--- Start ---

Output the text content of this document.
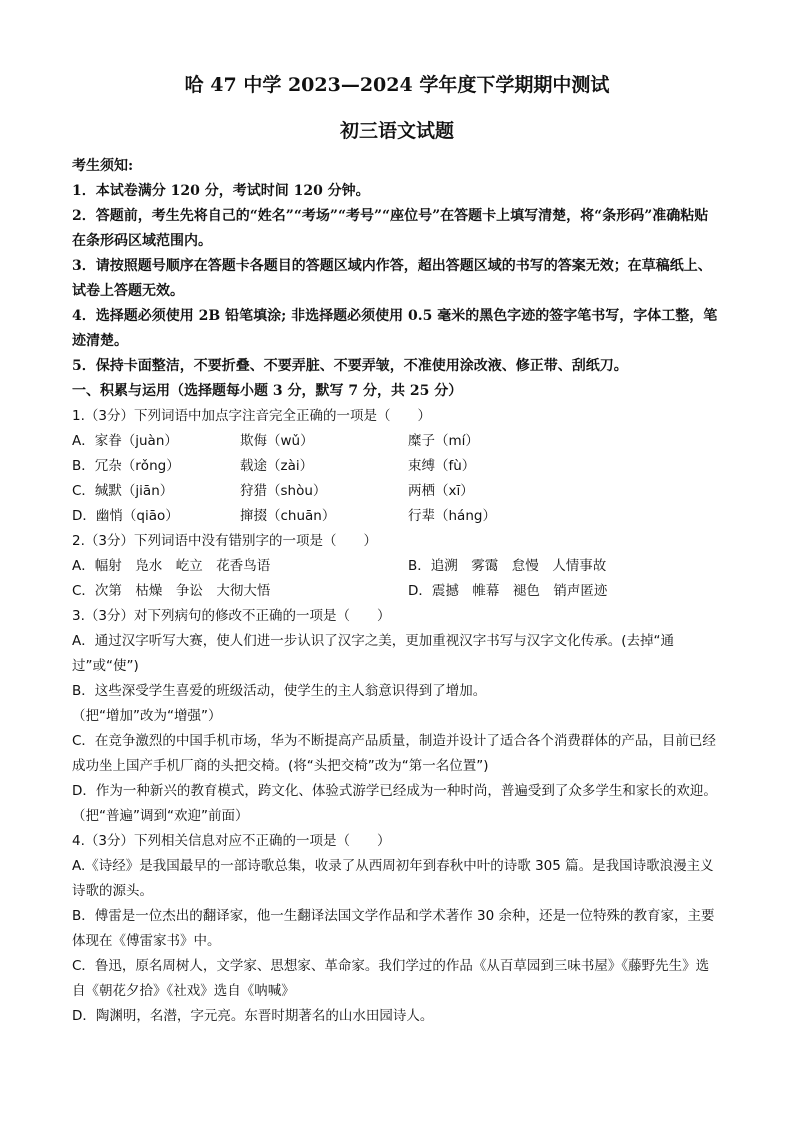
哈 47 中学 2023—2024 学年度下学期期中测试
初三语文试题
考生须知:
1．本试卷满分 120 分，考试时间 120 分钟。
2．答题前，考生先将自己的“姓名”“考场”“考号”“座位号”在答题卡上填写清楚，将“条形码”准确粘贴在条形码区域范围内。
3．请按照题号顺序在答题卡各题目的答题区域内作答，超出答题区域的书写的答案无效；在草稿纸上、试卷上答题无效。
4．选择题必须使用 2B 铅笔填涂; 非选择题必须使用 0.5 毫米的黑色字迹的签字笔书写，字体工整，笔迹清楚。
5．保持卡面整洁，不要折叠、不要弄脏、不要弄皱，不准使用涂改液、修正带、刮纸刀。
一、积累与运用（选择题每小题 3 分，默写 7 分，共 25 分）
1.（3分）下列词语中加点字注音完全正确的一项是（　　）
A．家眷（juàn）	欺侮（wǔ）	糜子（mí）
B．冗杂（rǒng）	载途（zài）	束缚（fù）
C．缄默（jiān）	狩猎（shòu）	两栖（xī）
D．幽悄（qiāo）	撺掇（chuān）	行辈（háng）
2.（3分）下列词语中没有错别字的一项是（　　）
A．幅射　凫水　屹立　花香鸟语	B．追溯　雾霭　怠慢　人情事故
C．次第　枯燥　争讼　大彻大悟	D．震撼　帷幕　褪色　销声匿迹
3.（3分）对下列病句的修改不正确的一项是（　　）
A．通过汉字听写大赛，使人们进一步认识了汉字之美，更加重视汉字书写与汉字文化传承。(去掉“通过”或“使”)
B．这些深受学生喜爱的班级活动，使学生的主人翁意识得到了增加。
（把“增加”改为“增强”）
C．在竞争激烈的中国手机市场，华为不断提高产品质量，制造并设计了适合各个消费群体的产品，目前已经成功坐上国产手机厂商的头把交椅。(将“头把交椅”改为“第一名位置”)
D．作为一种新兴的教育模式，跨文化、体验式游学已经成为一种时尚，普遍受到了众多学生和家长的欢迎。
（把“普遍”调到“欢迎”前面）
4.（3分）下列相关信息对应不正确的一项是（　　）
A.《诗经》是我国最早的一部诗歌总集，收录了从西周初年到春秋中叶的诗歌 305 篇。是我国诗歌浪漫主义诗歌的源头。
B．傅雷是一位杰出的翻译家，他一生翻译法国文学作品和学术著作 30 余种，还是一位特殊的教育家，主要体现在《傅雷家书》中。
C．鲁迅，原名周树人，文学家、思想家、革命家。我们学过的作品《从百草园到三味书屋》《藤野先生》选自《朝花夕拾》《社戏》选自《呐喊》
D．陶渊明，名潜，字元亮。东晋时期著名的山水田园诗人。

--- End ---

Exercise goal - Reproduce the material word for word, minus the images.

Written response -
Output the text content of this document.
哈 47 中学 2023—2024 学年度下学期期中测试
初三语文试题
考生须知:
1．本试卷满分 120 分，考试时间 120 分钟。
2．答题前，考生先将自己的“姓名”“考场”“考号”“座位号”在答题卡上填写清楚，将“条形码”准确粘贴在条形码区域范围内。
3．请按照题号顺序在答题卡各题目的答题区域内作答，超出答题区域的书写的答案无效；在草稿纸上、试卷上答题无效。
4．选择题必须使用 2B 铅笔填涂; 非选择题必须使用 0.5 毫米的黑色字迹的签字笔书写，字体工整，笔迹清楚。
5．保持卡面整洁，不要折叠、不要弄脏、不要弄皱，不准使用涂改液、修正带、刮纸刀。
一、积累与运用（选择题每小题 3 分，默写 7 分，共 25 分）
1.（3分）下列词语中加点字注音完全正确的一项是（　　）
A．家眷（juàn）	欺侮（wǔ）	糜子（mí）
B．冗杂（rǒng）	载途（zài）	束缚（fù）
C．缄默（jiān）	狩猎（shòu）	两栖（xī）
D．幽悄（qiāo）	撺掇（chuān）	行辈（háng）
2.（3分）下列词语中没有错别字的一项是（　　）
A．幅射　凫水　屹立　花香鸟语	B．追溯　雾霭　怠慢　人情事故
C．次第　枯燥　争讼　大彻大悟	D．震撼　帷幕　褪色　销声匿迹
3.（3分）对下列病句的修改不正确的一项是（　　）
A．通过汉字听写大赛，使人们进一步认识了汉字之美，更加重视汉字书写与汉字文化传承。(去掉“通过”或“使”)
B．这些深受学生喜爱的班级活动，使学生的主人翁意识得到了增加。
（把“增加”改为“增强”）
C．在竞争激烈的中国手机市场，华为不断提高产品质量，制造并设计了适合各个消费群体的产品，目前已经成功坐上国产手机厂商的头把交椅。(将“头把交椅”改为“第一名位置”)
D．作为一种新兴的教育模式，跨文化、体验式游学已经成为一种时尚，普遍受到了众多学生和家长的欢迎。
（把“普遍”调到“欢迎”前面）
4.（3分）下列相关信息对应不正确的一项是（　　）
A.《诗经》是我国最早的一部诗歌总集，收录了从西周初年到春秋中叶的诗歌 305 篇。是我国诗歌浪漫主义诗歌的源头。
B．傅雷是一位杰出的翻译家，他一生翻译法国文学作品和学术著作 30 余种，还是一位特殊的教育家，主要体现在《傅雷家书》中。
C．鲁迅，原名周树人，文学家、思想家、革命家。我们学过的作品《从百草园到三味书屋》《藤野先生》选自《朝花夕拾》《社戏》选自《呐喊》
D．陶渊明，名潜，字元亮。东晋时期著名的山水田园诗人。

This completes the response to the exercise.